— GIVEN EXERCISE —
Restate all the material verbatim, except for the pictures.
BEGIN PROVIDED RECORDS
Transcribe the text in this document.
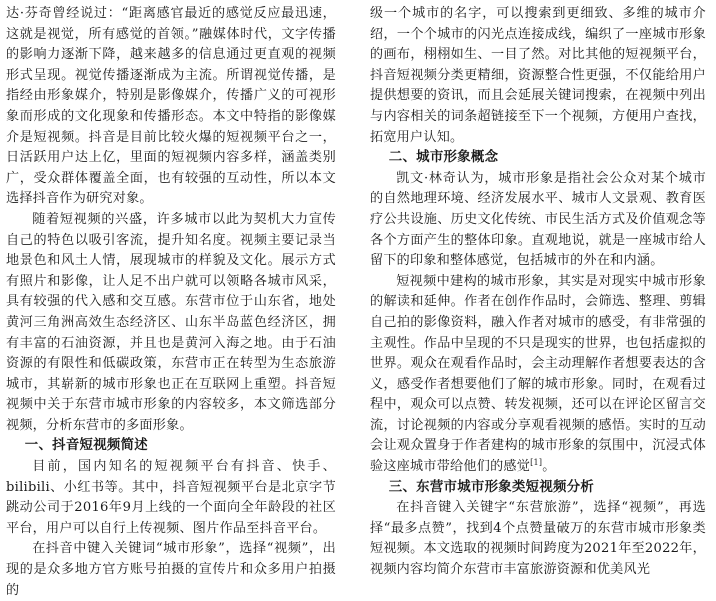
达·芬奇曾经说过：“距离感官最近的感觉反应最迅速，这就是视觉，所有感觉的首领。”融媒体时代，文字传播的影响力逐渐下降，越来越多的信息通过更直观的视频形式呈现。视觉传播逐渐成为主流。所谓视觉传播，是指经由形象媒介，特别是影像媒介，传播广义的可视形象而形成的文化现象和传播形态。本文中特指的影像媒介是短视频。抖音是目前比较火爆的短视频平台之一，日活跃用户达上亿，里面的短视频内容多样，涵盖类别广，受众群体覆盖全面，也有较强的互动性，所以本文选择抖音作为研究对象。

随着短视频的兴盛，许多城市以此为契机大力宣传自己的特色以吸引客流，提升知名度。视频主要记录当地景色和风土人情，展现城市的样貌及文化。展示方式有照片和影像，让人足不出户就可以领略各城市风采，具有较强的代入感和交互感。东营市位于山东省，地处黄河三角洲高效生态经济区、山东半岛蓝色经济区，拥有丰富的石油资源，并且也是黄河入海之地。由于石油资源的有限性和低碳政策，东营市正在转型为生态旅游城市，其崭新的城市形象也正在互联网上重塑。抖音短视频中关于东营市城市形象的内容较多，本文筛选部分视频，分析东营市的多面形象。

一、抖音短视频简述

目前，国内知名的短视频平台有抖音、快手、bilibili、小红书等。其中，抖音短视频平台是北京字节跳动公司于2016年9月上线的一个面向全年龄段的社区平台，用户可以自行上传视频、图片作品至抖音平台。

在抖音中键入关键词“城市形象”，选择“视频”，出现的是众多地方官方账号拍摄的宣传片和众多用户拍摄的

级一个城市的名字，可以搜索到更细致、多维的城市介绍，一个个城市的闪光点连接成线，编织了一座城市形象的画布，栩栩如生、一目了然。对比其他的短视频平台，抖音短视频分类更精细，资源整合性更强，不仅能给用户提供想要的资讯，而且会延展关键词搜索，在视频中列出与内容相关的词条超链接至下一个视频，方便用户查找，拓宽用户认知。

二、城市形象概念

凯文·林奇认为，城市形象是指社会公众对某个城市的自然地理环境、经济发展水平、城市人文景观、教育医疗公共设施、历史文化传统、市民生活方式及价值观念等各个方面产生的整体印象。直观地说，就是一座城市给人留下的印象和整体感觉，包括城市的外在和内涵。

短视频中建构的城市形象，其实是对现实中城市形象的解读和延伸。作者在创作作品时，会筛选、整理、剪辑自己拍的影像资料，融入作者对城市的感受，有非常强的主观性。作品中呈现的不只是现实的世界，也包括虚拟的世界。观众在观看作品时，会主动理解作者想要表达的含义，感受作者想要他们了解的城市形象。同时，在观看过程中，观众可以点赞、转发视频，还可以在评论区留言交流，讨论视频的内容或分享观看视频的感悟。实时的互动会让观众置身于作者建构的城市形象的氛围中，沉浸式体验这座城市带给他们的感觉[1]。

三、东营市城市形象类短视频分析

在抖音键入关键字“东营旅游”，选择“视频”，再选择“最多点赞”，找到4个点赞量破万的东营市城市形象类短视频。本文选取的视频时间跨度为2021年至2022年，视频内容均简介东营市丰富旅游资源和优美风光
END PROVIDED RECORDS
— COMPLETE ANSWER —
Transcribe the text in this document.
达·芬奇曾经说过：“距离感官最近的感觉反应最迅速，这就是视觉，所有感觉的首领。”融媒体时代，文字传播的影响力逐渐下降，越来越多的信息通过更直观的视频形式呈现。视觉传播逐渐成为主流。所谓视觉传播，是指经由形象媒介，特别是影像媒介，传播广义的可视形象而形成的文化现象和传播形态。本文中特指的影像媒介是短视频。抖音是目前比较火爆的短视频平台之一，日活跃用户达上亿，里面的短视频内容多样，涵盖类别广，受众群体覆盖全面，也有较强的互动性，所以本文选择抖音作为研究对象。

随着短视频的兴盛，许多城市以此为契机大力宣传自己的特色以吸引客流，提升知名度。视频主要记录当地景色和风土人情，展现城市的样貌及文化。展示方式有照片和影像，让人足不出户就可以领略各城市风采，具有较强的代入感和交互感。东营市位于山东省，地处黄河三角洲高效生态经济区、山东半岛蓝色经济区，拥有丰富的石油资源，并且也是黄河入海之地。由于石油资源的有限性和低碳政策，东营市正在转型为生态旅游城市，其崭新的城市形象也正在互联网上重塑。抖音短视频中关于东营市城市形象的内容较多，本文筛选部分视频，分析东营市的多面形象。

一、抖音短视频简述

目前，国内知名的短视频平台有抖音、快手、bilibili、小红书等。其中，抖音短视频平台是北京字节跳动公司于2016年9月上线的一个面向全年龄段的社区平台，用户可以自行上传视频、图片作品至抖音平台。

在抖音中键入关键词“城市形象”，选择“视频”，出现的是众多地方官方账号拍摄的宣传片和众多用户拍摄的

级一个城市的名字，可以搜索到更细致、多维的城市介绍，一个个城市的闪光点连接成线，编织了一座城市形象的画布，栩栩如生、一目了然。对比其他的短视频平台，抖音短视频分类更精细，资源整合性更强，不仅能给用户提供想要的资讯，而且会延展关键词搜索，在视频中列出与内容相关的词条超链接至下一个视频，方便用户查找，拓宽用户认知。

二、城市形象概念

凯文·林奇认为，城市形象是指社会公众对某个城市的自然地理环境、经济发展水平、城市人文景观、教育医疗公共设施、历史文化传统、市民生活方式及价值观念等各个方面产生的整体印象。直观地说，就是一座城市给人留下的印象和整体感觉，包括城市的外在和内涵。

短视频中建构的城市形象，其实是对现实中城市形象的解读和延伸。作者在创作作品时，会筛选、整理、剪辑自己拍的影像资料，融入作者对城市的感受，有非常强的主观性。作品中呈现的不只是现实的世界，也包括虚拟的世界。观众在观看作品时，会主动理解作者想要表达的含义，感受作者想要他们了解的城市形象。同时，在观看过程中，观众可以点赞、转发视频，还可以在评论区留言交流，讨论视频的内容或分享观看视频的感悟。实时的互动会让观众置身于作者建构的城市形象的氛围中，沉浸式体验这座城市带给他们的感觉[1]。

三、东营市城市形象类短视频分析

在抖音键入关键字“东营旅游”，选择“视频”，再选择“最多点赞”，找到4个点赞量破万的东营市城市形象类短视频。本文选取的视频时间跨度为2021年至2022年，视频内容均简介东营市丰富旅游资源和优美风光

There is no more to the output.